• _EXERCISE DETAILS_: Search the records below for the word "right". Pull out each line that has it.

• _ENTRIES SUPPLIED_:
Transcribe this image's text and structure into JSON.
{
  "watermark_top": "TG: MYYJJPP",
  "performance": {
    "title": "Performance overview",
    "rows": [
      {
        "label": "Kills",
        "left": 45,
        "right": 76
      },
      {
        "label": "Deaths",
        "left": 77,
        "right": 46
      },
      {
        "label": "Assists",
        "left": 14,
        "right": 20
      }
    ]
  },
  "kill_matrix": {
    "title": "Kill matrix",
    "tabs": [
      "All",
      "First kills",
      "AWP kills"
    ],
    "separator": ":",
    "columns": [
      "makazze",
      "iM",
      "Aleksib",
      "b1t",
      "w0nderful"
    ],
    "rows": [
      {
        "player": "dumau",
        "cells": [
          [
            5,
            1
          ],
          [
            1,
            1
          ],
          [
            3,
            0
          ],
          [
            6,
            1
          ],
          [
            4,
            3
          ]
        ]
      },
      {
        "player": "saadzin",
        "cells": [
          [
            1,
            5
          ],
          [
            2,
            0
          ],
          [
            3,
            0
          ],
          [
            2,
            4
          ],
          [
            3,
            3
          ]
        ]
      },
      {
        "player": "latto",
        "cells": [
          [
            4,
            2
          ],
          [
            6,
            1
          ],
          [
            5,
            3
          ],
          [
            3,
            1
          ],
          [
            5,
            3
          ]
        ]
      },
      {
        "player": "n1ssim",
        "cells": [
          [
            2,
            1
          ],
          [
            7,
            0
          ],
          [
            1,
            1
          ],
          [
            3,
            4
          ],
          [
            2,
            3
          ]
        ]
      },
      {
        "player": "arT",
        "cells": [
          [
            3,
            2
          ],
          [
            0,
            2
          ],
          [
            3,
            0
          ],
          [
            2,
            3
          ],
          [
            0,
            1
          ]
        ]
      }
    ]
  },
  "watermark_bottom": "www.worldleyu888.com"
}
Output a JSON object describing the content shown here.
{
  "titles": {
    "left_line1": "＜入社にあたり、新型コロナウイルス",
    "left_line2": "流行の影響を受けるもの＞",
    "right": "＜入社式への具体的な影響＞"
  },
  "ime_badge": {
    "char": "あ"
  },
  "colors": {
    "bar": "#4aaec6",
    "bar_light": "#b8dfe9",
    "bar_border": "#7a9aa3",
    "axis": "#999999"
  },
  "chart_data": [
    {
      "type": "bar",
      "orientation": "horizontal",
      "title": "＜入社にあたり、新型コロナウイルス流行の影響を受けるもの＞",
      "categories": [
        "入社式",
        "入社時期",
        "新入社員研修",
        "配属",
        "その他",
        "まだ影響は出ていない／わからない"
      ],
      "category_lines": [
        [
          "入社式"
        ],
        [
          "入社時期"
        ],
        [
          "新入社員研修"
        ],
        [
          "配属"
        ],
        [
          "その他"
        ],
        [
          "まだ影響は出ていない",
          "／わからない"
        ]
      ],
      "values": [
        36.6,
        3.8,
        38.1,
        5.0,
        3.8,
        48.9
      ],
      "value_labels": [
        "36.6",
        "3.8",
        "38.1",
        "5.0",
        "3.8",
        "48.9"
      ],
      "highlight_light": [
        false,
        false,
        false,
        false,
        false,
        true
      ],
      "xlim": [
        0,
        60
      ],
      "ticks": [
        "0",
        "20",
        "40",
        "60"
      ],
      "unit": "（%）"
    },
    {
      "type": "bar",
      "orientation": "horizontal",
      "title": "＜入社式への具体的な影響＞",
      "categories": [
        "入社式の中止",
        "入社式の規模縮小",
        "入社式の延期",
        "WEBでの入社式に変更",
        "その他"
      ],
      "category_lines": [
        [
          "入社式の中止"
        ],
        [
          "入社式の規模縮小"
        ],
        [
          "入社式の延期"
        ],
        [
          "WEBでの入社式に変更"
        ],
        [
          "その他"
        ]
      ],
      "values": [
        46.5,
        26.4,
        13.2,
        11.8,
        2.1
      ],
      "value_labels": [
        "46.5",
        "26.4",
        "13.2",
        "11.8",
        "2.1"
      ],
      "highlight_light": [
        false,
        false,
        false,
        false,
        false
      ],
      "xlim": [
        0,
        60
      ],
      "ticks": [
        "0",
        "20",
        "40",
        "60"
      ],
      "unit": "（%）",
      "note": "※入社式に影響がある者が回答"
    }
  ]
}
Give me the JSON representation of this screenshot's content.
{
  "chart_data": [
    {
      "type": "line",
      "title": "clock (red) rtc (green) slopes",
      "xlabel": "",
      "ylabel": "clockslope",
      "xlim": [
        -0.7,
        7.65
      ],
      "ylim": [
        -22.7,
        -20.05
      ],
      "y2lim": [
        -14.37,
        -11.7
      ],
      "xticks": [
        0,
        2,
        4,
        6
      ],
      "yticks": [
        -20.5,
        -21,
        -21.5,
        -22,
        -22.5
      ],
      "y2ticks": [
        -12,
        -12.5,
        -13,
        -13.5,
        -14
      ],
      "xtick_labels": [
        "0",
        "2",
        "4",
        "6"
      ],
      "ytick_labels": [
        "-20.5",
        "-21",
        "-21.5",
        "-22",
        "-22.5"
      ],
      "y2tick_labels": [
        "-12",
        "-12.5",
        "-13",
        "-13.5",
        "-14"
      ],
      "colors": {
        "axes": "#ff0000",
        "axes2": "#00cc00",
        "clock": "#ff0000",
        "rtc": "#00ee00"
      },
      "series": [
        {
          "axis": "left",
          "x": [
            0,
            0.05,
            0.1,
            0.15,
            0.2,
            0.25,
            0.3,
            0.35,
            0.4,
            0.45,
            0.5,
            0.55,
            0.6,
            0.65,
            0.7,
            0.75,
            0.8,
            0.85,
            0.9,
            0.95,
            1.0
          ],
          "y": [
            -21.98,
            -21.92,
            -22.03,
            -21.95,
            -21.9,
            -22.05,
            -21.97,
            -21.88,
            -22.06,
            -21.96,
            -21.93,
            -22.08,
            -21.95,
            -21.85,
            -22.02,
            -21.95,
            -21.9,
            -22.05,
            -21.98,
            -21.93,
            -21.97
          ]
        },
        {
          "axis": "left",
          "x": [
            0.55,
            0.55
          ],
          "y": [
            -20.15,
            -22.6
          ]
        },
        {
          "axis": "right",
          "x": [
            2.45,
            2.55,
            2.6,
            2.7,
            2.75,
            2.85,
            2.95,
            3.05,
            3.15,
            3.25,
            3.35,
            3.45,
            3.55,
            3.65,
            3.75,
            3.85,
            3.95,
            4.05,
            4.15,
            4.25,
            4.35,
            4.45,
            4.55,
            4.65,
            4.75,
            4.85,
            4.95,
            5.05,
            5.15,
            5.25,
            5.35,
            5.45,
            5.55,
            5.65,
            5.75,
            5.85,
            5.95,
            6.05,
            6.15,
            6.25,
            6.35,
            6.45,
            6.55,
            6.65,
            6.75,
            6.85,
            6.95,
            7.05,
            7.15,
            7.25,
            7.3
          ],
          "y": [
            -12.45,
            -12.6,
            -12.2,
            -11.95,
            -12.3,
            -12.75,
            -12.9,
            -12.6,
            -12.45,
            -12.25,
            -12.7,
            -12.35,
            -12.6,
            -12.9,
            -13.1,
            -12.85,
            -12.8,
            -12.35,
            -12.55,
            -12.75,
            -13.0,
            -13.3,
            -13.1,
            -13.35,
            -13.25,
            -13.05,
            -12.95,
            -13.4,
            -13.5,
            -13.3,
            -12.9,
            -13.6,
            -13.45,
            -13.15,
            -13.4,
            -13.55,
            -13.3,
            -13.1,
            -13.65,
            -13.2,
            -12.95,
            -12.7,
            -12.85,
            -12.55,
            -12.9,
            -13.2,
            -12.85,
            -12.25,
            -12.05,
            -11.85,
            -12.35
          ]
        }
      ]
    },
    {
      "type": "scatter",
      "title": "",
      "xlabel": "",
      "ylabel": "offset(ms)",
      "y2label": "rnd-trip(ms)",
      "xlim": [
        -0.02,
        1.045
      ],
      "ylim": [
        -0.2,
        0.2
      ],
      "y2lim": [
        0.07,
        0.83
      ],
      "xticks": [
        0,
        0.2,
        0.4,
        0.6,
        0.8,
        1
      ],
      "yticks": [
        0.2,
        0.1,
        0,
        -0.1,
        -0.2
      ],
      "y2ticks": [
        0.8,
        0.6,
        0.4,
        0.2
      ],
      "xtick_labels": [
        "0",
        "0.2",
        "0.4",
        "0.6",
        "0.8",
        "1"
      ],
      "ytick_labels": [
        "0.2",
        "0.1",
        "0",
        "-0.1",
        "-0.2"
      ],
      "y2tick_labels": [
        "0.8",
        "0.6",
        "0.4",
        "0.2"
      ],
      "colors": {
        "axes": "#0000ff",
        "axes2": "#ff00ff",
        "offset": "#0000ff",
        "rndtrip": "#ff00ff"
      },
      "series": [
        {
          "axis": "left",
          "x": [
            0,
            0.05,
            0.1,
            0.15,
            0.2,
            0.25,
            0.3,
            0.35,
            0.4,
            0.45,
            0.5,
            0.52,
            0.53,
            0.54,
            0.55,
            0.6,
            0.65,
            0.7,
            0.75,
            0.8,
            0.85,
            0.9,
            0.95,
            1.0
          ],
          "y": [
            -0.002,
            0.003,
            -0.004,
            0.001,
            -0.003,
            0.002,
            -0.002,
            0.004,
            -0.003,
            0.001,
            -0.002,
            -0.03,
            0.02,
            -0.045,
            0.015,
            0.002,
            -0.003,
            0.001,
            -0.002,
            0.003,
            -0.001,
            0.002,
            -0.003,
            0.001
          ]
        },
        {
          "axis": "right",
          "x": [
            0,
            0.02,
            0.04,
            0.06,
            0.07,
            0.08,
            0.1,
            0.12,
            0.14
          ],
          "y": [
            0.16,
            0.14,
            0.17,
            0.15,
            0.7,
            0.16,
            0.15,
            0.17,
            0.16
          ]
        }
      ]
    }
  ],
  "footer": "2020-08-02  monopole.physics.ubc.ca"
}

• _REPLY TO THE EXERCISE_:
        "right": 76
        "right": 46
        "right": 20
    "right": "＜入社式への具体的な影響＞"
          "axis": "right",
          "axis": "right",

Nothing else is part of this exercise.